* [Given exercise A]: Copy out, with no changes, the part of the entries that opens with the line containing "model-section-subtitle: COMMOOITT INFORMAION" and closes with the line containing "hand-wash-icon (51, 117, 79, 140)", including both of those lines.

** start of Passage to read **

Re: [DISCUSS] Side Outputs and Split/Select

Posted by Jamie Grier <ja...@data-artisans.com>.

I prefer the ProcessFunction and side outputs solution over split() and
select() which I've never liked primarily due to the lack of type safety
and it also doesn't really seem to fit with the rest of Flink's API.

On the late data question I strongly prefer the late data concept being
explicit in the API.  Could we not also do something like:

WindowedStream<> windowedStream = input
  .keyBy(...)
  .window(...);

DataStream<> mainOutput = windowedStream
  .apply(...);

DataStream<> lateOutput = windowStream
  .lateStream();







On Thu, Feb 23, 2017 at 7:08 AM, Gyula Fóra <gy...@apache.org> wrote:

> Hi,
>
> Thanks for the nice proposal, I like the idea of side outputs, and it would
> make a lot of topologies much simpler.
>
> Regarding the API I think we should come up with a way of making side
> otuputs accessible from all sort of operators in a similar way. For
> instance through the RichFunction interface with a special collector that
> we invalidate when the user should not be collecting to it. (just a quick
> idea)
>
> I personally wouldn't deprecate the "universal" Split/Select API that can
> be used on any  DataStream in favor of functionality that is only
> accessible trhough the process function/ or a few select operators. I think
> the Split/Select pattern is also very nice and I use it in many different
> contexts to get efficient multiway filtering (after map/co operators for
> examples).

** end of Passage to read **

* [Given exercise B]: List every method called in the code snippet of the Side Outputs and Split/Select discussion post.

** start of Provided entries **

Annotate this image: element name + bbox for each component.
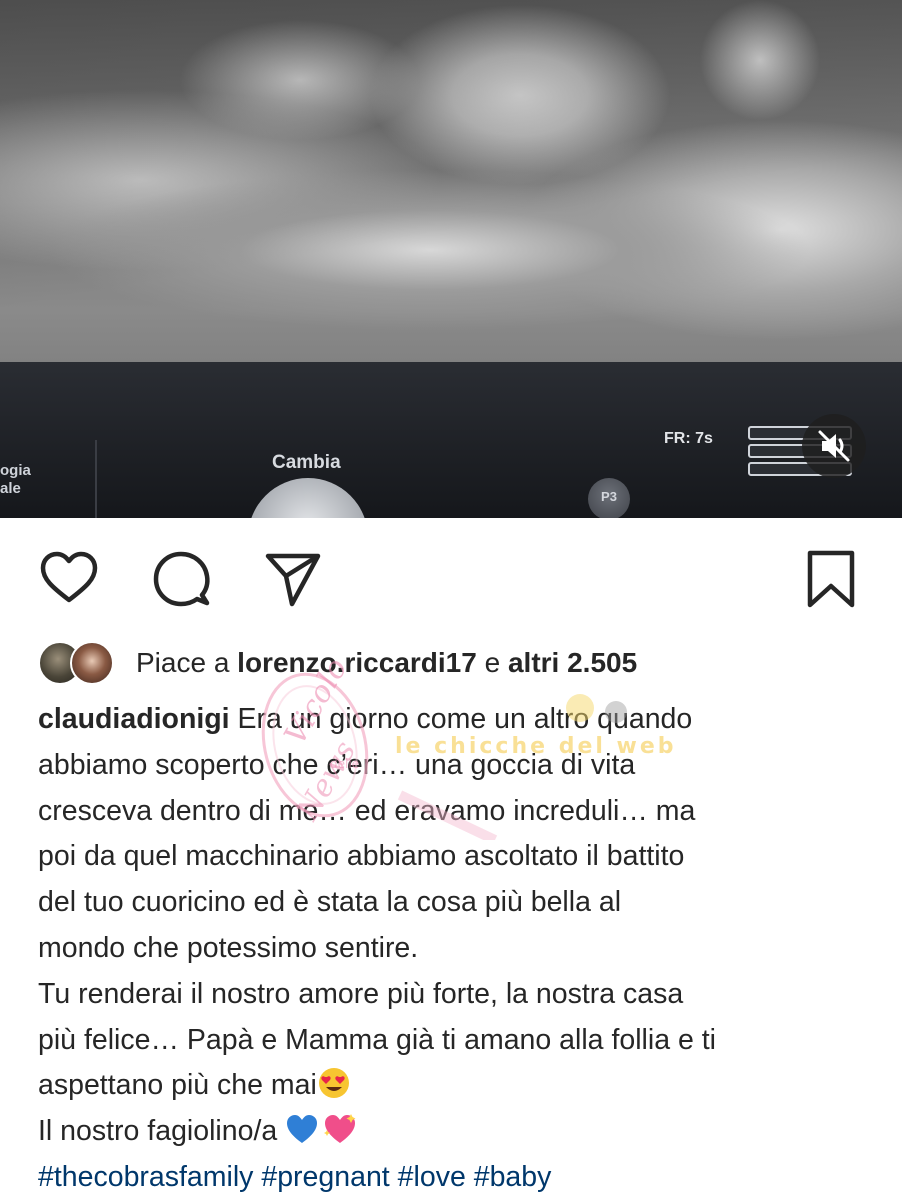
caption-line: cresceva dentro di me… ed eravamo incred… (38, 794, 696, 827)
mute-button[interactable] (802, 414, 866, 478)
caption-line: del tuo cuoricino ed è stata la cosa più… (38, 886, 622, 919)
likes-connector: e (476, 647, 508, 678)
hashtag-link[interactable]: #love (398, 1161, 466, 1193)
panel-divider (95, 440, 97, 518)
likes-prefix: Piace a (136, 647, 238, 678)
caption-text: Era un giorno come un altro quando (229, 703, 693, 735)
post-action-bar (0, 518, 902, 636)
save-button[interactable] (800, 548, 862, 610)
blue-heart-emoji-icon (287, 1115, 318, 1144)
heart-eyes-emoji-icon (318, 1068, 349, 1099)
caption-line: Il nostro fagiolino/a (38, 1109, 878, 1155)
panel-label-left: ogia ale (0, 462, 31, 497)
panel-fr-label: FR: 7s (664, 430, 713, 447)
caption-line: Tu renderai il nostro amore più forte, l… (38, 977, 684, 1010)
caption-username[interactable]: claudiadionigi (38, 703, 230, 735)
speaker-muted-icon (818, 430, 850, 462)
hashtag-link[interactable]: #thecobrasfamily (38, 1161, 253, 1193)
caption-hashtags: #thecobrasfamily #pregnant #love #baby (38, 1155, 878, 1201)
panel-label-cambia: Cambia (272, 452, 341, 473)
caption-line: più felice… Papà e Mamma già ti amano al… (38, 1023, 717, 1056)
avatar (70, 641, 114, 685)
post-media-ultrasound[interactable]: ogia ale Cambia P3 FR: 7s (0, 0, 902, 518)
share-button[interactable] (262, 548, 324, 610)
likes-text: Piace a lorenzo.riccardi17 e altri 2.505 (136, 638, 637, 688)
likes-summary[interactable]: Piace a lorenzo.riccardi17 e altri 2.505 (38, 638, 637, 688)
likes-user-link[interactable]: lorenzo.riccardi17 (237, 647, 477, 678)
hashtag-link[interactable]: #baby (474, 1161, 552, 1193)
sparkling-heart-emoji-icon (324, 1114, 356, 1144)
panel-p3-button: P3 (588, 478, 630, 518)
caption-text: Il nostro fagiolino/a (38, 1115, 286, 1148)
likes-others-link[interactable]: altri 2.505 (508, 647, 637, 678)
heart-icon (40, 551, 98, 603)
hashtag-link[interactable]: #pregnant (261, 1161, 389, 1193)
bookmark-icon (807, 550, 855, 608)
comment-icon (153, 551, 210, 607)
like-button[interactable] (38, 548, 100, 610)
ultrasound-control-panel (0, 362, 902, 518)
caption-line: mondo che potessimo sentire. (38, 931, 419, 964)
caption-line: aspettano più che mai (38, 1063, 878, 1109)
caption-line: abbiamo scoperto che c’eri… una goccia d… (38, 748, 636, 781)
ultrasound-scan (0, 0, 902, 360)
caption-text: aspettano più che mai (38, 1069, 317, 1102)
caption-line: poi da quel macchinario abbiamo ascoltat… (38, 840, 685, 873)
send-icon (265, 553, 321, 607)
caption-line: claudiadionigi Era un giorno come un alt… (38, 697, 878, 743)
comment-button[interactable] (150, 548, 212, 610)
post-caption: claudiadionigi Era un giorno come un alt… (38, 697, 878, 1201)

** end of Provided entries **
** start of Provided entries **

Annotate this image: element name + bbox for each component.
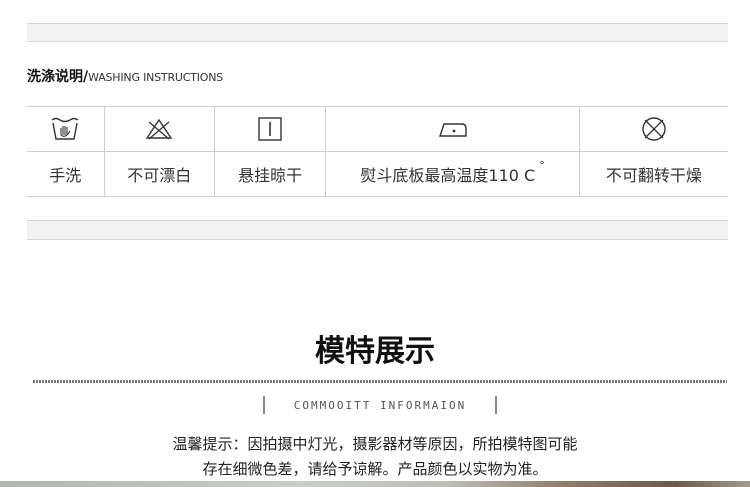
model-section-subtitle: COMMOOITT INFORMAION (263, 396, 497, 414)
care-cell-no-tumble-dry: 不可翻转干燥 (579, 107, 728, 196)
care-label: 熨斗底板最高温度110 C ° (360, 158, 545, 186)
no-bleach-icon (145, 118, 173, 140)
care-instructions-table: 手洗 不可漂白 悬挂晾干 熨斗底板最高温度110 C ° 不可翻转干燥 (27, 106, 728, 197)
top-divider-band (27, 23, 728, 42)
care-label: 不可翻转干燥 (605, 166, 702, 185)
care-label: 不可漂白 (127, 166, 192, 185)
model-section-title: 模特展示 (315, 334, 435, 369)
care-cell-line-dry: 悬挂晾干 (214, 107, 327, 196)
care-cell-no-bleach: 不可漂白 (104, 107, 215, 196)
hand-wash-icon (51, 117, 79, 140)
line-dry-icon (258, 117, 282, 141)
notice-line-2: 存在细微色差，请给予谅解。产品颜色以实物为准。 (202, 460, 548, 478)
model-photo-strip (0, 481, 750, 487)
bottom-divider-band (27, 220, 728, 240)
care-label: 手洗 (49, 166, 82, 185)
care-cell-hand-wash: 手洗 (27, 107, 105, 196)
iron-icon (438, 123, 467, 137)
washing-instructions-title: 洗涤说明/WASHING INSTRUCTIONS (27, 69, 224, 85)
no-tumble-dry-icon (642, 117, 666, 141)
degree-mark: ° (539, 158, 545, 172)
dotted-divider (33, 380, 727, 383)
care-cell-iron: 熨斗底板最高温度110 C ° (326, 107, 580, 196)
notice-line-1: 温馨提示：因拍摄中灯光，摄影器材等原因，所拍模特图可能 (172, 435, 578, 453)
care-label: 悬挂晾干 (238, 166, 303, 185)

** end of Provided entries **

* [Full output A]:
model-section-subtitle: COMMOOITT INFORMAION (263, 396, 497, 414)
care-cell-no-tumble-dry: 不可翻转干燥 (579, 107, 728, 196)
care-label: 熨斗底板最高温度110 C ° (360, 158, 545, 186)
no-bleach-icon (145, 118, 173, 140)
care-instructions-table: 手洗 不可漂白 悬挂晾干 熨斗底板最高温度110 C ° 不可翻转干燥 (27, 106, 728, 197)
top-divider-band (27, 23, 728, 42)
care-label: 不可翻转干燥 (605, 166, 702, 185)
care-label: 不可漂白 (127, 166, 192, 185)
model-section-title: 模特展示 (315, 334, 435, 369)
care-cell-line-dry: 悬挂晾干 (214, 107, 327, 196)
care-cell-no-bleach: 不可漂白 (104, 107, 215, 196)
hand-wash-icon (51, 117, 79, 140)

* [Full output B]:
keyBy
window
apply
lateStream